-- START Input records --

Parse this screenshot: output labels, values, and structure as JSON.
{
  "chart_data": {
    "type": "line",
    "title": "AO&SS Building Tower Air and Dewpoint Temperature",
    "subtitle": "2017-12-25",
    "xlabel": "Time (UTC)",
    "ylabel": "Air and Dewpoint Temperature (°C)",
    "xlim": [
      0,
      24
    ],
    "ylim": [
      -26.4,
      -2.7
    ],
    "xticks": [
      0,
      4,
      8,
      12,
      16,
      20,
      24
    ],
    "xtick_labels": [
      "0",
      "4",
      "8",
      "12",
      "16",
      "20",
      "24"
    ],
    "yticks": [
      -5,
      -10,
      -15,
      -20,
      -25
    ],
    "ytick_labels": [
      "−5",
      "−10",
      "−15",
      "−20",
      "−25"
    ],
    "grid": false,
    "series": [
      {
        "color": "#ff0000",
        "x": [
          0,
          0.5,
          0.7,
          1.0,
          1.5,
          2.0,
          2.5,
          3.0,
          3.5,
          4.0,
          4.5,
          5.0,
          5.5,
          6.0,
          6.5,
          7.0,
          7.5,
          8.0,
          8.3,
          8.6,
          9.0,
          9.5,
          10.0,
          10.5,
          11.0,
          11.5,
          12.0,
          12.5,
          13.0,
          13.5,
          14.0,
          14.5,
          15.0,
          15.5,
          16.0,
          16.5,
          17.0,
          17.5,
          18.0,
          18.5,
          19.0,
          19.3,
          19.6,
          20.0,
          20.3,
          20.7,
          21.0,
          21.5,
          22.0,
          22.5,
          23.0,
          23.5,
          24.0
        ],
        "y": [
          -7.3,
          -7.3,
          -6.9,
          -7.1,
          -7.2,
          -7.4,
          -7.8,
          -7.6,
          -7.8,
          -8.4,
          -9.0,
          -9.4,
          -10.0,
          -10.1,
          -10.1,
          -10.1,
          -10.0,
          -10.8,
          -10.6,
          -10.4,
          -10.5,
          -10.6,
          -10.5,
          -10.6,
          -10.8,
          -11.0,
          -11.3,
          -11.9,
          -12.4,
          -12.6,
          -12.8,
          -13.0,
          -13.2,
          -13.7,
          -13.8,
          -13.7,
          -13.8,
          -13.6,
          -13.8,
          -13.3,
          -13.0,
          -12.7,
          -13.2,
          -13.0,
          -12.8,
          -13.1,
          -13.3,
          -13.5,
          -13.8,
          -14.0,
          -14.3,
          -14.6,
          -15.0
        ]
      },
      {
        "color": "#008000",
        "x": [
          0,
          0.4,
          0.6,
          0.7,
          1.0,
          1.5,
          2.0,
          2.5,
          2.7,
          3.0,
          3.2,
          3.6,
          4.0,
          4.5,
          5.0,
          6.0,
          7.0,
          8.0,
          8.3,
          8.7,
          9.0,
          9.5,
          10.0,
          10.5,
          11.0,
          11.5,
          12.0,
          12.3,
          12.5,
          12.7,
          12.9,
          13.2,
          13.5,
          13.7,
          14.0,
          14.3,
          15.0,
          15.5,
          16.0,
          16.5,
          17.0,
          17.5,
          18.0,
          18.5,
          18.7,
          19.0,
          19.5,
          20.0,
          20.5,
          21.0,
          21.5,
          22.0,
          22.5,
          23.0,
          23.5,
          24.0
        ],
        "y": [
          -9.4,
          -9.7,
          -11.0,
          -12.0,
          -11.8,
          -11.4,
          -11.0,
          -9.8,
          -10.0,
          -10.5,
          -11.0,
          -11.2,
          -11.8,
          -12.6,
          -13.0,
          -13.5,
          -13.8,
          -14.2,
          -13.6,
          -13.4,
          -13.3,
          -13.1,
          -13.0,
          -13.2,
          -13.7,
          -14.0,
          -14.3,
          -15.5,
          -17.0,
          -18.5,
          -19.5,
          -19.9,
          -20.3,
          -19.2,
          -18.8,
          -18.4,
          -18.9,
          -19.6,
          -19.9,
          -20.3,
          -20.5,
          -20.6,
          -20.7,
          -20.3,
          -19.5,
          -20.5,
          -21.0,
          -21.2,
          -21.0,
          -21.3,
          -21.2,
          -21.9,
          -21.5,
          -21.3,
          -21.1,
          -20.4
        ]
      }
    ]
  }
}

-- END Input records --

> What to produce
Output the lines above verbatim and in full.

> Final result
Parse this screenshot: output labels, values, and structure as JSON.
{
  "chart_data": {
    "type": "line",
    "title": "AO&SS Building Tower Air and Dewpoint Temperature",
    "subtitle": "2017-12-25",
    "xlabel": "Time (UTC)",
    "ylabel": "Air and Dewpoint Temperature (°C)",
    "xlim": [
      0,
      24
    ],
    "ylim": [
      -26.4,
      -2.7
    ],
    "xticks": [
      0,
      4,
      8,
      12,
      16,
      20,
      24
    ],
    "xtick_labels": [
      "0",
      "4",
      "8",
      "12",
      "16",
      "20",
      "24"
    ],
    "yticks": [
      -5,
      -10,
      -15,
      -20,
      -25
    ],
    "ytick_labels": [
      "−5",
      "−10",
      "−15",
      "−20",
      "−25"
    ],
    "grid": false,
    "series": [
      {
        "color": "#ff0000",
        "x": [
          0,
          0.5,
          0.7,
          1.0,
          1.5,
          2.0,
          2.5,
          3.0,
          3.5,
          4.0,
          4.5,
          5.0,
          5.5,
          6.0,
          6.5,
          7.0,
          7.5,
          8.0,
          8.3,
          8.6,
          9.0,
          9.5,
          10.0,
          10.5,
          11.0,
          11.5,
          12.0,
          12.5,
          13.0,
          13.5,
          14.0,
          14.5,
          15.0,
          15.5,
          16.0,
          16.5,
          17.0,
          17.5,
          18.0,
          18.5,
          19.0,
          19.3,
          19.6,
          20.0,
          20.3,
          20.7,
          21.0,
          21.5,
          22.0,
          22.5,
          23.0,
          23.5,
          24.0
        ],
        "y": [
          -7.3,
          -7.3,
          -6.9,
          -7.1,
          -7.2,
          -7.4,
          -7.8,
          -7.6,
          -7.8,
          -8.4,
          -9.0,
          -9.4,
          -10.0,
          -10.1,
          -10.1,
          -10.1,
          -10.0,
          -10.8,
          -10.6,
          -10.4,
          -10.5,
          -10.6,
          -10.5,
          -10.6,
          -10.8,
          -11.0,
          -11.3,
          -11.9,
          -12.4,
          -12.6,
          -12.8,
          -13.0,
          -13.2,
          -13.7,
          -13.8,
          -13.7,
          -13.8,
          -13.6,
          -13.8,
          -13.3,
          -13.0,
          -12.7,
          -13.2,
          -13.0,
          -12.8,
          -13.1,
          -13.3,
          -13.5,
          -13.8,
          -14.0,
          -14.3,
          -14.6,
          -15.0
        ]
      },
      {
        "color": "#008000",
        "x": [
          0,
          0.4,
          0.6,
          0.7,
          1.0,
          1.5,
          2.0,
          2.5,
          2.7,
          3.0,
          3.2,
          3.6,
          4.0,
          4.5,
          5.0,
          6.0,
          7.0,
          8.0,
          8.3,
          8.7,
          9.0,
          9.5,
          10.0,
          10.5,
          11.0,
          11.5,
          12.0,
          12.3,
          12.5,
          12.7,
          12.9,
          13.2,
          13.5,
          13.7,
          14.0,
          14.3,
          15.0,
          15.5,
          16.0,
          16.5,
          17.0,
          17.5,
          18.0,
          18.5,
          18.7,
          19.0,
          19.5,
          20.0,
          20.5,
          21.0,
          21.5,
          22.0,
          22.5,
          23.0,
          23.5,
          24.0
        ],
        "y": [
          -9.4,
          -9.7,
          -11.0,
          -12.0,
          -11.8,
          -11.4,
          -11.0,
          -9.8,
          -10.0,
          -10.5,
          -11.0,
          -11.2,
          -11.8,
          -12.6,
          -13.0,
          -13.5,
          -13.8,
          -14.2,
          -13.6,
          -13.4,
          -13.3,
          -13.1,
          -13.0,
          -13.2,
          -13.7,
          -14.0,
          -14.3,
          -15.5,
          -17.0,
          -18.5,
          -19.5,
          -19.9,
          -20.3,
          -19.2,
          -18.8,
          -18.4,
          -18.9,
          -19.6,
          -19.9,
          -20.3,
          -20.5,
          -20.6,
          -20.7,
          -20.3,
          -19.5,
          -20.5,
          -21.0,
          -21.2,
          -21.0,
          -21.3,
          -21.2,
          -21.9,
          -21.5,
          -21.3,
          -21.1,
          -20.4
        ]
      }
    ]
  }
}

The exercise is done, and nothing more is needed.